- [Dataset extract]:

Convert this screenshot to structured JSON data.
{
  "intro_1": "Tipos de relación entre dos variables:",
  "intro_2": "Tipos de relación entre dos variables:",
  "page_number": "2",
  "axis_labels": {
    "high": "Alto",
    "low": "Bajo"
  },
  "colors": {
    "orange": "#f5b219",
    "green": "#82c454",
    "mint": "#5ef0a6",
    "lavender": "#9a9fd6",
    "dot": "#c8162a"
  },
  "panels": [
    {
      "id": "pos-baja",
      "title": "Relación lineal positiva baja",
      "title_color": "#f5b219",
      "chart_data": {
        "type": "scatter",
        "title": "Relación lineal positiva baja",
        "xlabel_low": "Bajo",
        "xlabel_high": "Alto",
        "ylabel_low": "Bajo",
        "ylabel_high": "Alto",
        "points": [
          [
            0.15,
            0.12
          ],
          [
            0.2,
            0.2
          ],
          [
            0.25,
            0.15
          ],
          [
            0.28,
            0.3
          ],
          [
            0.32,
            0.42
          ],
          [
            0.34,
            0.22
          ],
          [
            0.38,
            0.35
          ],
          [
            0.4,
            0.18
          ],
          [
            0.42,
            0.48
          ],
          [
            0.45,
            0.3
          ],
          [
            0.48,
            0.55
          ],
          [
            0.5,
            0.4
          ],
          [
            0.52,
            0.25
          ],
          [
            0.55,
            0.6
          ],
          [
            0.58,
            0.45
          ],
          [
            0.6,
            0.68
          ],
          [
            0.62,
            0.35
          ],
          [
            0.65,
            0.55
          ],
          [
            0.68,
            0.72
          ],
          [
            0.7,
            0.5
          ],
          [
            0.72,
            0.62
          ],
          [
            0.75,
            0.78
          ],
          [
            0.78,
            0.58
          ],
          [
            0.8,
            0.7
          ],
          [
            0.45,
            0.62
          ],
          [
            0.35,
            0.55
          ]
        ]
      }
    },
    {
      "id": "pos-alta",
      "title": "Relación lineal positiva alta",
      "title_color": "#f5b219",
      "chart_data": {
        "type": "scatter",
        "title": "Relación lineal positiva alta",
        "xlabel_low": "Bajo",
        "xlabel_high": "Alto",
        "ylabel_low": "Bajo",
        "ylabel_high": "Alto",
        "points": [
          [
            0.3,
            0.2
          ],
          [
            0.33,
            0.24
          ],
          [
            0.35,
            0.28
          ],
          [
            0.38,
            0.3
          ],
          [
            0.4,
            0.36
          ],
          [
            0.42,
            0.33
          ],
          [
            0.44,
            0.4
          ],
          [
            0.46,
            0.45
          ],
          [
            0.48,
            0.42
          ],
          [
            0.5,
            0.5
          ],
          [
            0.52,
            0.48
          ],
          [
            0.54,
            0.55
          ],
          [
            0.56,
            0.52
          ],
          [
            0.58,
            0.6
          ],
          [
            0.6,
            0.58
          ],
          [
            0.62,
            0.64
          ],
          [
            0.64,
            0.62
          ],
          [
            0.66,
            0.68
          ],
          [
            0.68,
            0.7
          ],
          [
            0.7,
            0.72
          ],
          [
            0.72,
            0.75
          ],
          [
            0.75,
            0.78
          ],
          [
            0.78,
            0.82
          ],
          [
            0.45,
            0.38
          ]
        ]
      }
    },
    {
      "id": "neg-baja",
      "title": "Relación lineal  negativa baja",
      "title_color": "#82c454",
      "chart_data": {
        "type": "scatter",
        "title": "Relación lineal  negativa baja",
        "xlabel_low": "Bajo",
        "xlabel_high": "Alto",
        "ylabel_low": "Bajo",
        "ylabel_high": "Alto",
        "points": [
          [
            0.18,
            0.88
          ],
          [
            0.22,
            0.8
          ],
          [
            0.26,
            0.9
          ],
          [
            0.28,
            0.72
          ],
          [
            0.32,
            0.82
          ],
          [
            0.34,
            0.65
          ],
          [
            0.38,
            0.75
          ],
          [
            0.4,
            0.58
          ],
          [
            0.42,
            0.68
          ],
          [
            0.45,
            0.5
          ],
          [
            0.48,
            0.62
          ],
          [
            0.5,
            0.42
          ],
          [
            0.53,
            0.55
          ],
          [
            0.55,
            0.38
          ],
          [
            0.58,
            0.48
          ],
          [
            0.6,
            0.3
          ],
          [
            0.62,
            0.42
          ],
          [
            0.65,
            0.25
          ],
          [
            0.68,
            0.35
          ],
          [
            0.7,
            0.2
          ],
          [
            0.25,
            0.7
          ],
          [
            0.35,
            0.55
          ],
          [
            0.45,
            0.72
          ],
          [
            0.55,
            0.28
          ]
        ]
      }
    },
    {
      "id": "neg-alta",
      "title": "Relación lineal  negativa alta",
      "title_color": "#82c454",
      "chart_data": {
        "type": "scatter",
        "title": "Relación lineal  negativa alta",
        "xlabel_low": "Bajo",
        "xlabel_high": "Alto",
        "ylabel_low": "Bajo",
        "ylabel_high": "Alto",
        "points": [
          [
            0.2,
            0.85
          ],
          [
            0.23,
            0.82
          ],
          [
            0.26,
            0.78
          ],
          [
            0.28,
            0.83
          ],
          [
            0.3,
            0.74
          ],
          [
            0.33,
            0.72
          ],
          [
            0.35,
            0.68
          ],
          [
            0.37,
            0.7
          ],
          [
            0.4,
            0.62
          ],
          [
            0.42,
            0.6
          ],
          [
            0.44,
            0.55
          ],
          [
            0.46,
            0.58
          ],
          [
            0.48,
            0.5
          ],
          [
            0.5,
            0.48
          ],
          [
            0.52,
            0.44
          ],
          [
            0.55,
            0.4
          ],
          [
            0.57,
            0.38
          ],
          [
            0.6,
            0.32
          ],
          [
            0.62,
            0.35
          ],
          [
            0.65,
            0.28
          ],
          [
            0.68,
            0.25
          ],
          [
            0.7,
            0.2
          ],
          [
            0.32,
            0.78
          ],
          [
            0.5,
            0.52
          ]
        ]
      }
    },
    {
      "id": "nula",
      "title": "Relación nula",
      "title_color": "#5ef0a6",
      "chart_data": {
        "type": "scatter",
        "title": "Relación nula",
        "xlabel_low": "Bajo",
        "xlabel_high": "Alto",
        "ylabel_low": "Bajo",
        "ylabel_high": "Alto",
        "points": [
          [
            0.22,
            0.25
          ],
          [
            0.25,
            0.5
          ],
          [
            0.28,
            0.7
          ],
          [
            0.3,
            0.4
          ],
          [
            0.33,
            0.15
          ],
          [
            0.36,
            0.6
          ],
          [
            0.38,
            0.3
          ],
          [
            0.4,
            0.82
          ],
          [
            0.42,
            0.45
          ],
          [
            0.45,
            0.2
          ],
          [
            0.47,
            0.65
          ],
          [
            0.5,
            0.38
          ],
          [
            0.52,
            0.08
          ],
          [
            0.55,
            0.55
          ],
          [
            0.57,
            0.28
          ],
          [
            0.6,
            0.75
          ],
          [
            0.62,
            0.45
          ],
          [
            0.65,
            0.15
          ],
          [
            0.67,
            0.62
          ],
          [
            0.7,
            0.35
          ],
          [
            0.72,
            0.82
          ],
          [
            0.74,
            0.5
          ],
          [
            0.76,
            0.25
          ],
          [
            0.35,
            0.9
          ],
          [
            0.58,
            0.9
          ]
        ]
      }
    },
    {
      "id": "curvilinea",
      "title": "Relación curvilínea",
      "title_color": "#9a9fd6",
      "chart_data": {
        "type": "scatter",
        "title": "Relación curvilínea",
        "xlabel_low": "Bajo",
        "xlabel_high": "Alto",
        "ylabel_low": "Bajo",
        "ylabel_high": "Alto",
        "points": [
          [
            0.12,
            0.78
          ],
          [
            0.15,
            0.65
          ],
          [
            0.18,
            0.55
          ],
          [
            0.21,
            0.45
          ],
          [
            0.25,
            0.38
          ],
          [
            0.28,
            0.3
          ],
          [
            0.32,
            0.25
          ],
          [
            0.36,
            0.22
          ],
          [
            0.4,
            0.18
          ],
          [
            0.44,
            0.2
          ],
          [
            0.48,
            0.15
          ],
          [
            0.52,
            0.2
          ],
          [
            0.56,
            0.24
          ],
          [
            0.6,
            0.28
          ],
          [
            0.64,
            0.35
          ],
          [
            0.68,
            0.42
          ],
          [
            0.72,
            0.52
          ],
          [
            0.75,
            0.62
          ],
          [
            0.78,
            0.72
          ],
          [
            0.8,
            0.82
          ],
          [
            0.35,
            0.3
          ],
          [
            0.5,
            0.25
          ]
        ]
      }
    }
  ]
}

- [Short problem]: Extract every line above containing the word "positiva".

- [Full response]:
      "title": "Relación lineal positiva baja",
        "title": "Relación lineal positiva baja",
      "title": "Relación lineal positiva alta",
        "title": "Relación lineal positiva alta",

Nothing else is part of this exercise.